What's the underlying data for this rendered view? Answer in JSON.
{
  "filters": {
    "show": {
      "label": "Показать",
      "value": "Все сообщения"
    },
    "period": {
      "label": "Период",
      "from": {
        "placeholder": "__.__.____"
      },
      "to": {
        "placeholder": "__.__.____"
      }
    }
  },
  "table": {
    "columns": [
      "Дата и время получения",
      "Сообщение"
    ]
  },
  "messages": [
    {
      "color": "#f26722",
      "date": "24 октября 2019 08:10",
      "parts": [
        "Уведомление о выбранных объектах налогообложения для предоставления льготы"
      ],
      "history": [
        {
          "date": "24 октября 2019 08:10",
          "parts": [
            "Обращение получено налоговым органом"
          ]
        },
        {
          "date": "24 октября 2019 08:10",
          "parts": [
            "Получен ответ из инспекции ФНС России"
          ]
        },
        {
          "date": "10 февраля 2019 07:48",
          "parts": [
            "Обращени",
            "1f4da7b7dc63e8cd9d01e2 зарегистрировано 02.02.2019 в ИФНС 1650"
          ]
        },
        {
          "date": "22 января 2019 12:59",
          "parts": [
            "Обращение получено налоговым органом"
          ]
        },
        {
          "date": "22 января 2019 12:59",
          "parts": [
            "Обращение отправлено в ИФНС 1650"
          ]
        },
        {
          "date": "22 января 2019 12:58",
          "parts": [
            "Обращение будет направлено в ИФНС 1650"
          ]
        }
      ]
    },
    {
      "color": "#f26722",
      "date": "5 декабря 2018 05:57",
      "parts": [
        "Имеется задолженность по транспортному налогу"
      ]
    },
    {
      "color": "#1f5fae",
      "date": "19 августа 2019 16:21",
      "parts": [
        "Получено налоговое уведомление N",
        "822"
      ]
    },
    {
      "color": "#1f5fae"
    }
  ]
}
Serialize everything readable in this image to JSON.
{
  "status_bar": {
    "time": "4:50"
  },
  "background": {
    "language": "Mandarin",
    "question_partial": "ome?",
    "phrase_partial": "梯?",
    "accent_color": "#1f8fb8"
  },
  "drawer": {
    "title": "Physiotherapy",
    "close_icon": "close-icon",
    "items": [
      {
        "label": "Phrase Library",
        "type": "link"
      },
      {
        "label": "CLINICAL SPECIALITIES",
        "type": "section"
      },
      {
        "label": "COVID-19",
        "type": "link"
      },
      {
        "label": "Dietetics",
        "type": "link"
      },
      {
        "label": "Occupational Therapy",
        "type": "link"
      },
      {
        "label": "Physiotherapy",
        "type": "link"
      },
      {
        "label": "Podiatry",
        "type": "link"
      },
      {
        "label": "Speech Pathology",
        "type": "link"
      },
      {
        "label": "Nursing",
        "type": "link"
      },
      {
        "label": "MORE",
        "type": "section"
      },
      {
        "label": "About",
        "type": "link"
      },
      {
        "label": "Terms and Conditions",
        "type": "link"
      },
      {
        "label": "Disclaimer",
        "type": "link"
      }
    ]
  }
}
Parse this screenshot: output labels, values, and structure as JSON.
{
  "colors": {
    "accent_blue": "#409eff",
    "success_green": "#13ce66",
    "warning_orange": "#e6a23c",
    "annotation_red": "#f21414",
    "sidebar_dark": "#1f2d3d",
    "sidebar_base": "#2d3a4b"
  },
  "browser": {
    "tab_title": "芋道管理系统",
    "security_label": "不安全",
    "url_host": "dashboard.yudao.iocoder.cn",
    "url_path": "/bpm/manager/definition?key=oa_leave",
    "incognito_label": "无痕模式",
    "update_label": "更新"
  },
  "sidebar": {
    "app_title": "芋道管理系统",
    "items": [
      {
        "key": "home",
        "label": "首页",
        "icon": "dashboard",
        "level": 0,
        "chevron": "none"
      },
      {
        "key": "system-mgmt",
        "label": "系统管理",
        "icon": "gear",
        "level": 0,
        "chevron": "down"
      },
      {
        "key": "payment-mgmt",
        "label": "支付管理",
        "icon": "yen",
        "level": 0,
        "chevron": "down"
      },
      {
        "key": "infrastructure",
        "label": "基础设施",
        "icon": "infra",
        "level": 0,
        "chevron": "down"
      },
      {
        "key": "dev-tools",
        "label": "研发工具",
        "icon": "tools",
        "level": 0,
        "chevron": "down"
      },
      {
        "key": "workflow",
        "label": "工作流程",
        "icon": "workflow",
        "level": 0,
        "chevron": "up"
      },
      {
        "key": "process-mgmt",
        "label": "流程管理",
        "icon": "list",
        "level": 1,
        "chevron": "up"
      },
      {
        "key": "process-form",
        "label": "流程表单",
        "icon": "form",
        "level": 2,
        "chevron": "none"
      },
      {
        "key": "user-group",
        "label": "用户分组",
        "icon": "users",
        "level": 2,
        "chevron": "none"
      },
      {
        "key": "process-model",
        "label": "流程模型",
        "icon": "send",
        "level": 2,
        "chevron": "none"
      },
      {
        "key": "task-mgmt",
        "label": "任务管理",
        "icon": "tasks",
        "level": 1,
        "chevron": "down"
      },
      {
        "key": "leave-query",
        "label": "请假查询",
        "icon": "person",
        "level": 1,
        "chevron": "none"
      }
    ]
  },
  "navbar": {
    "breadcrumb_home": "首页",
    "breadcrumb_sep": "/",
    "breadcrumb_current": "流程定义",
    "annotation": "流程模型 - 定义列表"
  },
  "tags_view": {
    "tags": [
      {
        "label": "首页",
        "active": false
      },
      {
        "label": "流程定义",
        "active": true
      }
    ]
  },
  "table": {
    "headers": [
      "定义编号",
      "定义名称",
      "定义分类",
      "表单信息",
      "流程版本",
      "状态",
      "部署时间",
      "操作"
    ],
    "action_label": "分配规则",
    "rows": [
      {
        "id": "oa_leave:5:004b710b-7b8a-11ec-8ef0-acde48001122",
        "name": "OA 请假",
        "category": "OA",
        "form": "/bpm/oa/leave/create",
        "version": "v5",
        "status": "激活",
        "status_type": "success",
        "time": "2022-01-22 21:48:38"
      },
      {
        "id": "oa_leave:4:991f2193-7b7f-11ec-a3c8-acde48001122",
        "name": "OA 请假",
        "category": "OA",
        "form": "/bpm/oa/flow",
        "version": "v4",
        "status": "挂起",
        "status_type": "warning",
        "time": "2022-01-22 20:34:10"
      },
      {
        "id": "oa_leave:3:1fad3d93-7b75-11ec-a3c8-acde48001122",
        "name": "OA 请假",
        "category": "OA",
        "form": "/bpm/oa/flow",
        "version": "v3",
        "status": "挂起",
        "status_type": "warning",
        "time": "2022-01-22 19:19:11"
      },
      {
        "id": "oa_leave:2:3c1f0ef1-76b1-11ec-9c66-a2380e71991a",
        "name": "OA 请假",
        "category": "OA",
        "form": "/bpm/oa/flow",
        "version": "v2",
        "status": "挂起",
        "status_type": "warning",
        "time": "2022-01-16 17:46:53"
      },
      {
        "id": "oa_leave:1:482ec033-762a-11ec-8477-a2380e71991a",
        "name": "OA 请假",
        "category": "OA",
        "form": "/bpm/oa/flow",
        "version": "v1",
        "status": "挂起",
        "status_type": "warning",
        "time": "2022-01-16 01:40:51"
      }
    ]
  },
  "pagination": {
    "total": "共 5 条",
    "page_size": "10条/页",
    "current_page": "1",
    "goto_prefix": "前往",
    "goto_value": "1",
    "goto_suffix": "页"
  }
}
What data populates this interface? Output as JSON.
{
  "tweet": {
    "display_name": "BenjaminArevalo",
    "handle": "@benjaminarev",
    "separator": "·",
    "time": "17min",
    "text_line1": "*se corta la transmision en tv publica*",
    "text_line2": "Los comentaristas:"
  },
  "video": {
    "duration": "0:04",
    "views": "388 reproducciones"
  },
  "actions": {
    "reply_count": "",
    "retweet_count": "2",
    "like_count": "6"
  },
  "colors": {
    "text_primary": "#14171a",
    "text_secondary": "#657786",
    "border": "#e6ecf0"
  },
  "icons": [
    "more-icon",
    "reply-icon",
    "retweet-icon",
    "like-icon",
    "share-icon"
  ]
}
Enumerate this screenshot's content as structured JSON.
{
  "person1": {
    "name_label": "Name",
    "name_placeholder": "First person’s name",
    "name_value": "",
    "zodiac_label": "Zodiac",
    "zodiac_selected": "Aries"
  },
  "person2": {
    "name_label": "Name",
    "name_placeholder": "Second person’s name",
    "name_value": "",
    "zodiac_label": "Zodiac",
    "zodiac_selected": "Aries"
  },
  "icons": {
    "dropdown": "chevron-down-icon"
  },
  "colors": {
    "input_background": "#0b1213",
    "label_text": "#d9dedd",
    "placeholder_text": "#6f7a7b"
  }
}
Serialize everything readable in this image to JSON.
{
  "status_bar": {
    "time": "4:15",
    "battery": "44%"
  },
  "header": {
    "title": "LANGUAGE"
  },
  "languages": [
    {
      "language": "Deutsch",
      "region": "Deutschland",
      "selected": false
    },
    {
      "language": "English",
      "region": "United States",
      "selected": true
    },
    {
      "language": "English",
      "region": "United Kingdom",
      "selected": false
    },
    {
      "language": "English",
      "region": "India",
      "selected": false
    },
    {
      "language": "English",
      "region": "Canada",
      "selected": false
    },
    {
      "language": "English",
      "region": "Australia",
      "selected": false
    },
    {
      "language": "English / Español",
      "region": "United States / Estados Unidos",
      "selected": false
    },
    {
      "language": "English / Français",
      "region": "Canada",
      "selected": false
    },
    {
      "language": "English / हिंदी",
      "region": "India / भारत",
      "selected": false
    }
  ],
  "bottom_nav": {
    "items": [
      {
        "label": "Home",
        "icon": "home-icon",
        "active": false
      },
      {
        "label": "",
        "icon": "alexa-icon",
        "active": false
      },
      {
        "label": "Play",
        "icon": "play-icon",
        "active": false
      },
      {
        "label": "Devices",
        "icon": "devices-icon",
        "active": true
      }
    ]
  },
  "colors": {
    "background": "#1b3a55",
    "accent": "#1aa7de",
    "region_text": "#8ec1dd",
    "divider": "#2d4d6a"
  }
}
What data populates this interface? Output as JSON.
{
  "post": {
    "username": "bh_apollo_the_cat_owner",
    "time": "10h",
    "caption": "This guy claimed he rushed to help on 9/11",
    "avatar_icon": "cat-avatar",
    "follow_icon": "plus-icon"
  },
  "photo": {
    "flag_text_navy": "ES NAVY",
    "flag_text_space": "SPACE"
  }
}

*Stated task*
Copy out every line holding the string "States".

*Expected answer*
      "region": "United States",
      "region": "United States / Estados Unidos",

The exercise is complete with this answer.